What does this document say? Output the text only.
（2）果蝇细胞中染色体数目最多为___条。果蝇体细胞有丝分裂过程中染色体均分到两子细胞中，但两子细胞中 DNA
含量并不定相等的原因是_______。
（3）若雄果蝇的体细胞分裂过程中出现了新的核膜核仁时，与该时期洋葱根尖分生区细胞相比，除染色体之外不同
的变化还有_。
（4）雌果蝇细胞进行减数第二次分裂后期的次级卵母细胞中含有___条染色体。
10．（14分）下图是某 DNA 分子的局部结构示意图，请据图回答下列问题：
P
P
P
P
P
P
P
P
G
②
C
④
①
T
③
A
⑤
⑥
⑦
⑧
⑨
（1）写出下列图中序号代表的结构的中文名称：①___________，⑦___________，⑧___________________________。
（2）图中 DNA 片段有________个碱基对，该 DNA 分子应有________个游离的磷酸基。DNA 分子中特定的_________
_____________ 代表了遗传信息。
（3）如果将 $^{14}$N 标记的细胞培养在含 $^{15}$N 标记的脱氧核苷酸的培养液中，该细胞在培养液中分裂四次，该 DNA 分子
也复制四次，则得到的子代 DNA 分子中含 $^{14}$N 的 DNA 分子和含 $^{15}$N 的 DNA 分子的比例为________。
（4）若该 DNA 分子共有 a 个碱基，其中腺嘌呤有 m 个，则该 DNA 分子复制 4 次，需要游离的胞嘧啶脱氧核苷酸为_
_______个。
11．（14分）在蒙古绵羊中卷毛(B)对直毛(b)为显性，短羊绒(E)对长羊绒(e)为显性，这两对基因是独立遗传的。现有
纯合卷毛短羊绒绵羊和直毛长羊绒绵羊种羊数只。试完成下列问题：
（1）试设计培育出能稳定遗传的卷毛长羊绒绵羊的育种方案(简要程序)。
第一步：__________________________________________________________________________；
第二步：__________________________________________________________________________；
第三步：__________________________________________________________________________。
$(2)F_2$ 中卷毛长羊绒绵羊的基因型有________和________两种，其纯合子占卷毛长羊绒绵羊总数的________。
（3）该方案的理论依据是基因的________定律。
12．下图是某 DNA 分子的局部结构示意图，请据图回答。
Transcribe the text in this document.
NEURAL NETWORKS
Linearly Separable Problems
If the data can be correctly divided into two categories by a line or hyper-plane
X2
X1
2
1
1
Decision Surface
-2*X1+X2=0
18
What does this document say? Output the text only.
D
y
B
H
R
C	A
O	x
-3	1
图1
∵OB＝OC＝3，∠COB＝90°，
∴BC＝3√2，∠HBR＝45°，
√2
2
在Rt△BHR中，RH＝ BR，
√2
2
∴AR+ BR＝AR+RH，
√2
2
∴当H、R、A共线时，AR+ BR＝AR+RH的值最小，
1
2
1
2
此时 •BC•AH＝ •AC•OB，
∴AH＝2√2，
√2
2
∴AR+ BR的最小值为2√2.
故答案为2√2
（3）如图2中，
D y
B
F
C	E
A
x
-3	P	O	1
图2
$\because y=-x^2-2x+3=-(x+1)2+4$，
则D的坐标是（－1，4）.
· · · ·
Task statement:
Transcribe all lines as written.

Response to the task:
What does this document say? Output the text only.
（2）果蝇细胞中染色体数目最多为___条。果蝇体细胞有丝分裂过程中染色体均分到两子细胞中，但两子细胞中 DNA
含量并不定相等的原因是_______。
（3）若雄果蝇的体细胞分裂过程中出现了新的核膜核仁时，与该时期洋葱根尖分生区细胞相比，除染色体之外不同
的变化还有_。
（4）雌果蝇细胞进行减数第二次分裂后期的次级卵母细胞中含有___条染色体。
10．（14分）下图是某 DNA 分子的局部结构示意图，请据图回答下列问题：
P
P
P
P
P
P
P
P
G
②
C
④
①
T
③
A
⑤
⑥
⑦
⑧
⑨
（1）写出下列图中序号代表的结构的中文名称：①___________，⑦___________，⑧___________________________。
（2）图中 DNA 片段有________个碱基对，该 DNA 分子应有________个游离的磷酸基。DNA 分子中特定的_________
_____________ 代表了遗传信息。
（3）如果将 $^{14}$N 标记的细胞培养在含 $^{15}$N 标记的脱氧核苷酸的培养液中，该细胞在培养液中分裂四次，该 DNA 分子
也复制四次，则得到的子代 DNA 分子中含 $^{14}$N 的 DNA 分子和含 $^{15}$N 的 DNA 分子的比例为________。
（4）若该 DNA 分子共有 a 个碱基，其中腺嘌呤有 m 个，则该 DNA 分子复制 4 次，需要游离的胞嘧啶脱氧核苷酸为_
_______个。
11．（14分）在蒙古绵羊中卷毛(B)对直毛(b)为显性，短羊绒(E)对长羊绒(e)为显性，这两对基因是独立遗传的。现有
纯合卷毛短羊绒绵羊和直毛长羊绒绵羊种羊数只。试完成下列问题：
（1）试设计培育出能稳定遗传的卷毛长羊绒绵羊的育种方案(简要程序)。
第一步：__________________________________________________________________________；
第二步：__________________________________________________________________________；
第三步：__________________________________________________________________________。
$(2)F_2$ 中卷毛长羊绒绵羊的基因型有________和________两种，其纯合子占卷毛长羊绒绵羊总数的________。
（3）该方案的理论依据是基因的________定律。
12．下图是某 DNA 分子的局部结构示意图，请据图回答。
Transcribe the text in this document.
NEURAL NETWORKS
Linearly Separable Problems
If the data can be correctly divided into two categories by a line or hyper-plane
X2
X1
2
1
1
Decision Surface
-2*X1+X2=0
18
What does this document say? Output the text only.
D
y
B
H
R
C	A
O	x
-3	1
图1
∵OB＝OC＝3，∠COB＝90°，
∴BC＝3√2，∠HBR＝45°，
√2
2
在Rt△BHR中，RH＝ BR，
√2
2
∴AR+ BR＝AR+RH，
√2
2
∴当H、R、A共线时，AR+ BR＝AR+RH的值最小，
1
2
1
2
此时 •BC•AH＝ •AC•OB，
∴AH＝2√2，
√2
2
∴AR+ BR的最小值为2√2.
故答案为2√2
（3）如图2中，
D y
B
F
C	E
A
x
-3	P	O	1
图2
$\because y=-x^2-2x+3=-(x+1)2+4$，
则D的坐标是（－1，4）.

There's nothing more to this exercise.